• _Directions_: Write out the data below in full. Keep it exact.

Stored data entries
....
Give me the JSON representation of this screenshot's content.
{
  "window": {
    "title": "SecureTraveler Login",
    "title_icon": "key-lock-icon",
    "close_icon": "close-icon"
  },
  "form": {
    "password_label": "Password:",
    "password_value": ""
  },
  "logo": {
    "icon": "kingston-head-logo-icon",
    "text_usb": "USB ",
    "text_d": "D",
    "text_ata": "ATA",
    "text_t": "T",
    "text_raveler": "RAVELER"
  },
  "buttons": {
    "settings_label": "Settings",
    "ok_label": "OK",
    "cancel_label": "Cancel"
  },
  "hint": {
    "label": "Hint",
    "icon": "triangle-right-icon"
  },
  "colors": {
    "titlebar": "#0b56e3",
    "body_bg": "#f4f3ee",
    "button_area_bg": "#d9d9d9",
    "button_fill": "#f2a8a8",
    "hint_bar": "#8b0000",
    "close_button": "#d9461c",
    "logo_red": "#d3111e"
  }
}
....
• _Response to the exercise_:
Give me the JSON representation of this screenshot's content.
{
  "window": {
    "title": "SecureTraveler Login",
    "title_icon": "key-lock-icon",
    "close_icon": "close-icon"
  },
  "form": {
    "password_label": "Password:",
    "password_value": ""
  },
  "logo": {
    "icon": "kingston-head-logo-icon",
    "text_usb": "USB ",
    "text_d": "D",
    "text_ata": "ATA",
    "text_t": "T",
    "text_raveler": "RAVELER"
  },
  "buttons": {
    "settings_label": "Settings",
    "ok_label": "OK",
    "cancel_label": "Cancel"
  },
  "hint": {
    "label": "Hint",
    "icon": "triangle-right-icon"
  },
  "colors": {
    "titlebar": "#0b56e3",
    "body_bg": "#f4f3ee",
    "button_area_bg": "#d9d9d9",
    "button_fill": "#f2a8a8",
    "hint_bar": "#8b0000",
    "close_button": "#d9461c",
    "logo_red": "#d3111e"
  }
}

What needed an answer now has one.